** REQUIRED TASK **
Write out all of the records precisely. Skip anything that is a picture.

(Stored data entries)
..............................

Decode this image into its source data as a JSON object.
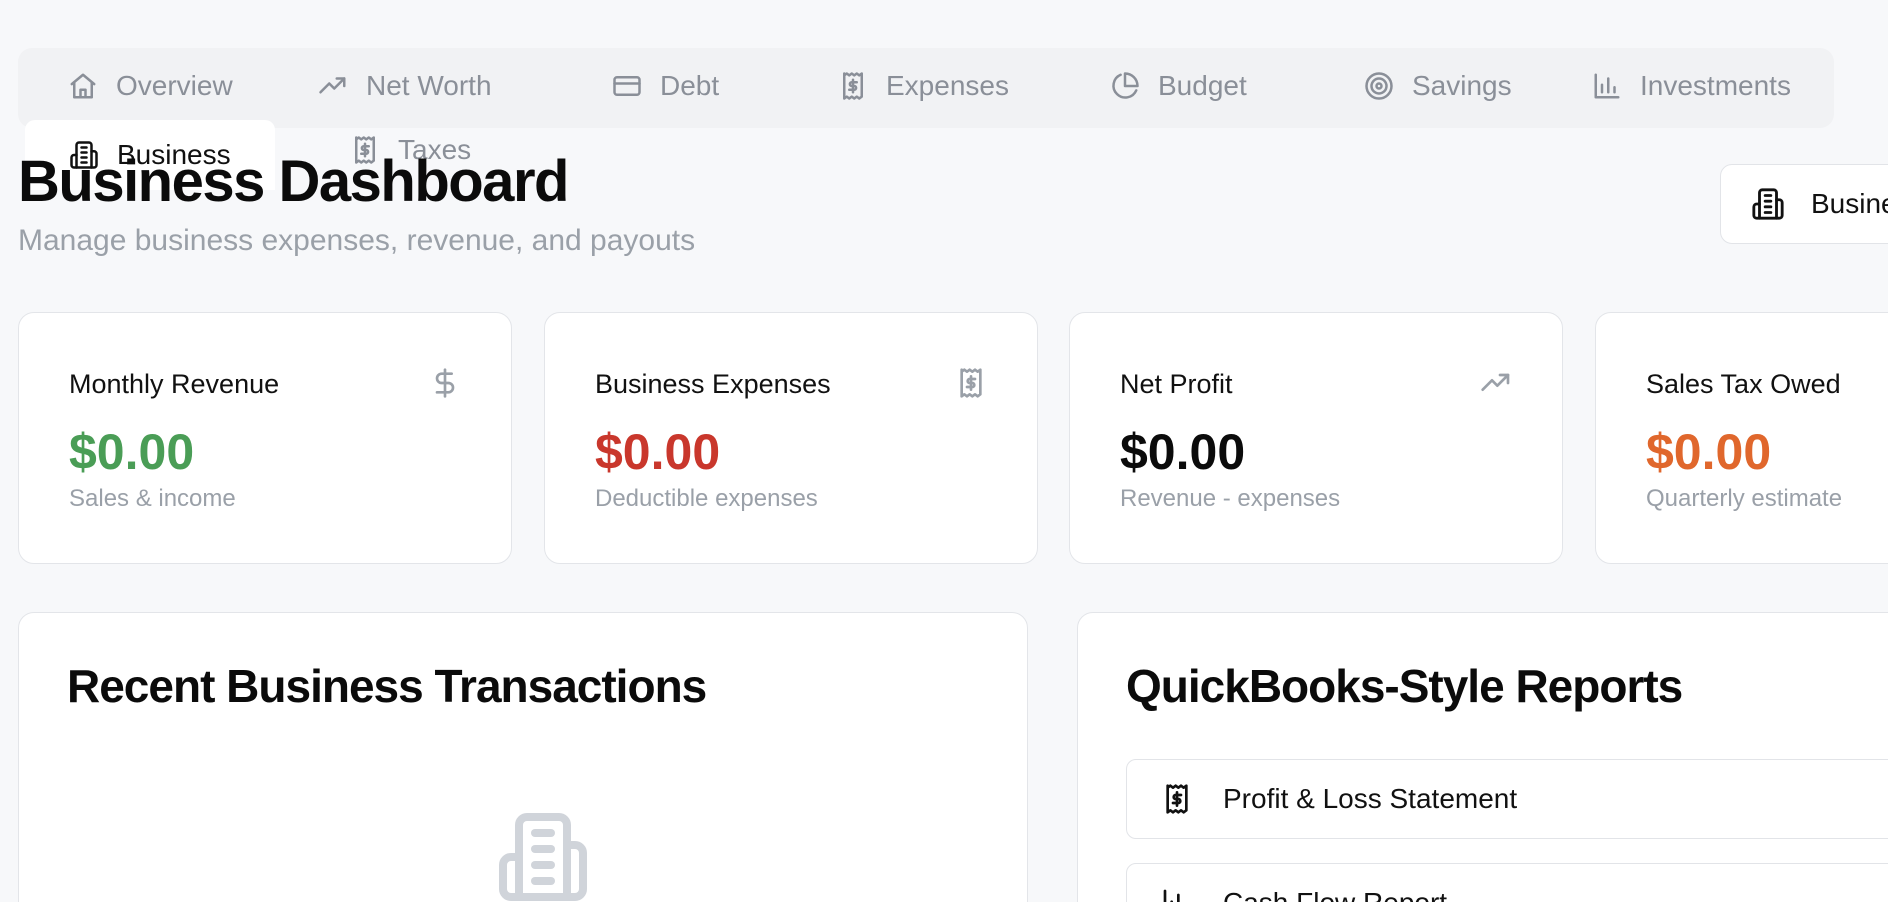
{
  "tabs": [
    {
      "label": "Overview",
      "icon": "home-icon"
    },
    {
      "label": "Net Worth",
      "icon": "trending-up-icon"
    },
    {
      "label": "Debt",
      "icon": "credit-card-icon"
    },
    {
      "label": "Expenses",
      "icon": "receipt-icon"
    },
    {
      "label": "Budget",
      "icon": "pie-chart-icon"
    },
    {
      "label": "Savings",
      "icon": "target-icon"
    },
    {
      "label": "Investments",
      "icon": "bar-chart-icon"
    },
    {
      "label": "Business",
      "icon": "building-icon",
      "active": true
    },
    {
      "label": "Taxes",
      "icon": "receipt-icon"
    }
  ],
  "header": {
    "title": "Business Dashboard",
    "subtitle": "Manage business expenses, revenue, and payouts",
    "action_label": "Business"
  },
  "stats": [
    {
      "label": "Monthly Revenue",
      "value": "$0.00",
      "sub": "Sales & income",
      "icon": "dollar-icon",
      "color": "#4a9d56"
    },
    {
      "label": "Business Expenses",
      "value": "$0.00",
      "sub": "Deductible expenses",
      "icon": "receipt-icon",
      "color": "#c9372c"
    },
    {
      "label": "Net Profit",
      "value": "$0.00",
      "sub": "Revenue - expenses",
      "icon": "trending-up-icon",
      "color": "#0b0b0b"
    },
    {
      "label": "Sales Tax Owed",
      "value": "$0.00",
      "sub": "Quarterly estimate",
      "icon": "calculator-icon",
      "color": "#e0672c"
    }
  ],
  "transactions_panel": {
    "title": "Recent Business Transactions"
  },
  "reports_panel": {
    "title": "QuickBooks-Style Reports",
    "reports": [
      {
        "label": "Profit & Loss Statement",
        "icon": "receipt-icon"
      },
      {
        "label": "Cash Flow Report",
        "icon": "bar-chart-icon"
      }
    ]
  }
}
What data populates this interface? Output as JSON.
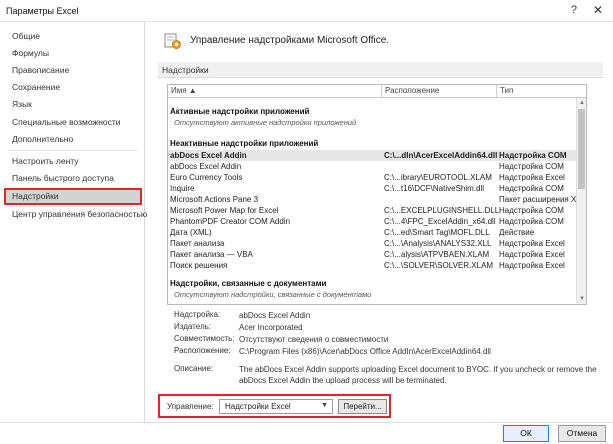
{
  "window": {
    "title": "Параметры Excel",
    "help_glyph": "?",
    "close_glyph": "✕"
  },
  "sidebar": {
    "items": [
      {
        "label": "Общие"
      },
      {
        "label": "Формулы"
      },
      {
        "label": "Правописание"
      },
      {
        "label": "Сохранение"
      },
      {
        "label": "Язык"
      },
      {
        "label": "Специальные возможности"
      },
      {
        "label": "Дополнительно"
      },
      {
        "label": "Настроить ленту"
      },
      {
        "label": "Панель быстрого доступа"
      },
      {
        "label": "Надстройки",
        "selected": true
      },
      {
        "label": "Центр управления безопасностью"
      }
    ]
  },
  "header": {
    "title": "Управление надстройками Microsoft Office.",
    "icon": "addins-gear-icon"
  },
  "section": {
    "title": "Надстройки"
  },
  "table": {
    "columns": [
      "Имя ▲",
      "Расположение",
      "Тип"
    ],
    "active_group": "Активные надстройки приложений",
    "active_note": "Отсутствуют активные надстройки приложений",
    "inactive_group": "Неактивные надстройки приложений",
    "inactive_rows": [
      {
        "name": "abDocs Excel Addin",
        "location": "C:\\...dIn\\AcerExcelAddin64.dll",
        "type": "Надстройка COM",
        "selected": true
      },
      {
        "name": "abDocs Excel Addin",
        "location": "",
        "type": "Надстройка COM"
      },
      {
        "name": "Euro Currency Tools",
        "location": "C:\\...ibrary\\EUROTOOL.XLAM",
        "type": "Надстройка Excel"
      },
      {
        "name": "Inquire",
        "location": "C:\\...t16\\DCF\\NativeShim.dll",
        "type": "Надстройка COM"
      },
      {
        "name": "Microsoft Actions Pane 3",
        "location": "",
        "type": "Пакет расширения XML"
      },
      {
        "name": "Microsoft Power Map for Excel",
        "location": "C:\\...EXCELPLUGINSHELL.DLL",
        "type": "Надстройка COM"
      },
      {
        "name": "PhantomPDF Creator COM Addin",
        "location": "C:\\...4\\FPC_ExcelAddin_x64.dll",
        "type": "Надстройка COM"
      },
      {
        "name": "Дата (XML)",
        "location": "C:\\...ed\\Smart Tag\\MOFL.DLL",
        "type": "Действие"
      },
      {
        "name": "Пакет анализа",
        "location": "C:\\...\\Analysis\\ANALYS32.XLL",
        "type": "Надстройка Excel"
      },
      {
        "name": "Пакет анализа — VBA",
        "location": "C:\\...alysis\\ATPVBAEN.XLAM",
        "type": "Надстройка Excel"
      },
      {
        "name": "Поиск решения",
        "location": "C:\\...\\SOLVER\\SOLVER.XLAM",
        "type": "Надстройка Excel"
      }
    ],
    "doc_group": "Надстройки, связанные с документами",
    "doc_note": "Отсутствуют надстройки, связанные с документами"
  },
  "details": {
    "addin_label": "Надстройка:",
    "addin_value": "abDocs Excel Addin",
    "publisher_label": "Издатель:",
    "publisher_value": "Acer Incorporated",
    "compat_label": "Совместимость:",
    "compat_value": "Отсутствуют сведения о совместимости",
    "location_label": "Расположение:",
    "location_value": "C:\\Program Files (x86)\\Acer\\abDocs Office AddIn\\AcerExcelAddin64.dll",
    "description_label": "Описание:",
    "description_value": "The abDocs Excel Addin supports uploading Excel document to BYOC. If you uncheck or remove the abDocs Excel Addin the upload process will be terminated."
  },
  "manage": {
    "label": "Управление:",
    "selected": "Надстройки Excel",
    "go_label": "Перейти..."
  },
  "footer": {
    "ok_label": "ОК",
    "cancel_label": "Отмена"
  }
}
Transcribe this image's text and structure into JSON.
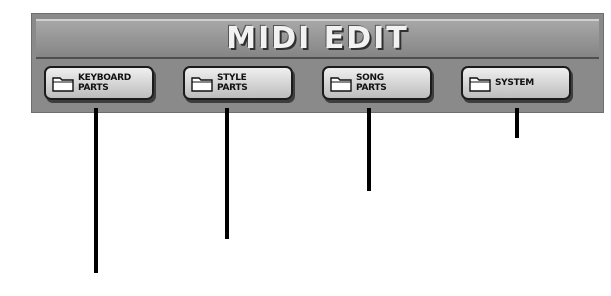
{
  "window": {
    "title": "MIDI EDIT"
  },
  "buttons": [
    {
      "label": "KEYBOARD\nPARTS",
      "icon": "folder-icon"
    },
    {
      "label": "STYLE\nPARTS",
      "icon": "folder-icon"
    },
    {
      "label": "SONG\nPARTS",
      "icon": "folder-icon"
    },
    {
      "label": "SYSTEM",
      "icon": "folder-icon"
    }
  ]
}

..............................

** RESPONSE TO THIS TASK **
Decode this image into its source data as a JSON object.
{
  "tabs": [
    {
      "label": "Overview",
      "icon": "home-icon"
    },
    {
      "label": "Net Worth",
      "icon": "trending-up-icon"
    },
    {
      "label": "Debt",
      "icon": "credit-card-icon"
    },
    {
      "label": "Expenses",
      "icon": "receipt-icon"
    },
    {
      "label": "Budget",
      "icon": "pie-chart-icon"
    },
    {
      "label": "Savings",
      "icon": "target-icon"
    },
    {
      "label": "Investments",
      "icon": "bar-chart-icon"
    },
    {
      "label": "Business",
      "icon": "building-icon",
      "active": true
    },
    {
      "label": "Taxes",
      "icon": "receipt-icon"
    }
  ],
  "header": {
    "title": "Business Dashboard",
    "subtitle": "Manage business expenses, revenue, and payouts",
    "action_label": "Business"
  },
  "stats": [
    {
      "label": "Monthly Revenue",
      "value": "$0.00",
      "sub": "Sales & income",
      "icon": "dollar-icon",
      "color": "#4a9d56"
    },
    {
      "label": "Business Expenses",
      "value": "$0.00",
      "sub": "Deductible expenses",
      "icon": "receipt-icon",
      "color": "#c9372c"
    },
    {
      "label": "Net Profit",
      "value": "$0.00",
      "sub": "Revenue - expenses",
      "icon": "trending-up-icon",
      "color": "#0b0b0b"
    },
    {
      "label": "Sales Tax Owed",
      "value": "$0.00",
      "sub": "Quarterly estimate",
      "icon": "calculator-icon",
      "color": "#e0672c"
    }
  ],
  "transactions_panel": {
    "title": "Recent Business Transactions"
  },
  "reports_panel": {
    "title": "QuickBooks-Style Reports",
    "reports": [
      {
        "label": "Profit & Loss Statement",
        "icon": "receipt-icon"
      },
      {
        "label": "Cash Flow Report",
        "icon": "bar-chart-icon"
      }
    ]
  }
}
What data populates this interface? Output as JSON.
{
  "window": {
    "title": "Параметры Excel",
    "help_glyph": "?",
    "close_glyph": "✕"
  },
  "sidebar": {
    "items": [
      {
        "label": "Общие"
      },
      {
        "label": "Формулы"
      },
      {
        "label": "Правописание"
      },
      {
        "label": "Сохранение"
      },
      {
        "label": "Язык"
      },
      {
        "label": "Специальные возможности"
      },
      {
        "label": "Дополнительно"
      },
      {
        "label": "Настроить ленту"
      },
      {
        "label": "Панель быстрого доступа"
      },
      {
        "label": "Надстройки",
        "selected": true
      },
      {
        "label": "Центр управления безопасностью"
      }
    ]
  },
  "header": {
    "title": "Управление надстройками Microsoft Office.",
    "icon": "addins-gear-icon"
  },
  "section": {
    "title": "Надстройки"
  },
  "table": {
    "columns": [
      "Имя ▲",
      "Расположение",
      "Тип"
    ],
    "active_group": "Активные надстройки приложений",
    "active_note": "Отсутствуют активные надстройки приложений",
    "inactive_group": "Неактивные надстройки приложений",
    "inactive_rows": [
      {
        "name": "abDocs Excel Addin",
        "location": "C:\\...dIn\\AcerExcelAddin64.dll",
        "type": "Надстройка COM",
        "selected": true
      },
      {
        "name": "abDocs Excel Addin",
        "location": "",
        "type": "Надстройка COM"
      },
      {
        "name": "Euro Currency Tools",
        "location": "C:\\...ibrary\\EUROTOOL.XLAM",
        "type": "Надстройка Excel"
      },
      {
        "name": "Inquire",
        "location": "C:\\...t16\\DCF\\NativeShim.dll",
        "type": "Надстройка COM"
      },
      {
        "name": "Microsoft Actions Pane 3",
        "location": "",
        "type": "Пакет расширения XML"
      },
      {
        "name": "Microsoft Power Map for Excel",
        "location": "C:\\...EXCELPLUGINSHELL.DLL",
        "type": "Надстройка COM"
      },
      {
        "name": "PhantomPDF Creator COM Addin",
        "location": "C:\\...4\\FPC_ExcelAddin_x64.dll",
        "type": "Надстройка COM"
      },
      {
        "name": "Дата (XML)",
        "location": "C:\\...ed\\Smart Tag\\MOFL.DLL",
        "type": "Действие"
      },
      {
        "name": "Пакет анализа",
        "location": "C:\\...\\Analysis\\ANALYS32.XLL",
        "type": "Надстройка Excel"
      },
      {
        "name": "Пакет анализа — VBA",
        "location": "C:\\...alysis\\ATPVBAEN.XLAM",
        "type": "Надстройка Excel"
      },
      {
        "name": "Поиск решения",
        "location": "C:\\...\\SOLVER\\SOLVER.XLAM",
        "type": "Надстройка Excel"
      }
    ],
    "doc_group": "Надстройки, связанные с документами",
    "doc_note": "Отсутствуют надстройки, связанные с документами"
  },
  "details": {
    "addin_label": "Надстройка:",
    "addin_value": "abDocs Excel Addin",
    "publisher_label": "Издатель:",
    "publisher_value": "Acer Incorporated",
    "compat_label": "Совместимость:",
    "compat_value": "Отсутствуют сведения о совместимости",
    "location_label": "Расположение:",
    "location_value": "C:\\Program Files (x86)\\Acer\\abDocs Office AddIn\\AcerExcelAddin64.dll",
    "description_label": "Описание:",
    "description_value": "The abDocs Excel Addin supports uploading Excel document to BYOC. If you uncheck or remove the abDocs Excel Addin the upload process will be terminated."
  },
  "manage": {
    "label": "Управление:",
    "selected": "Надстройки Excel",
    "go_label": "Перейти..."
  },
  "footer": {
    "ok_label": "ОК",
    "cancel_label": "Отмена"
  }
}
Transcribe this image's text and structure into JSON.
{
  "window": {
    "title": "MIDI EDIT"
  },
  "buttons": [
    {
      "label": "KEYBOARD\nPARTS",
      "icon": "folder-icon"
    },
    {
      "label": "STYLE\nPARTS",
      "icon": "folder-icon"
    },
    {
      "label": "SONG\nPARTS",
      "icon": "folder-icon"
    },
    {
      "label": "SYSTEM",
      "icon": "folder-icon"
    }
  ]
}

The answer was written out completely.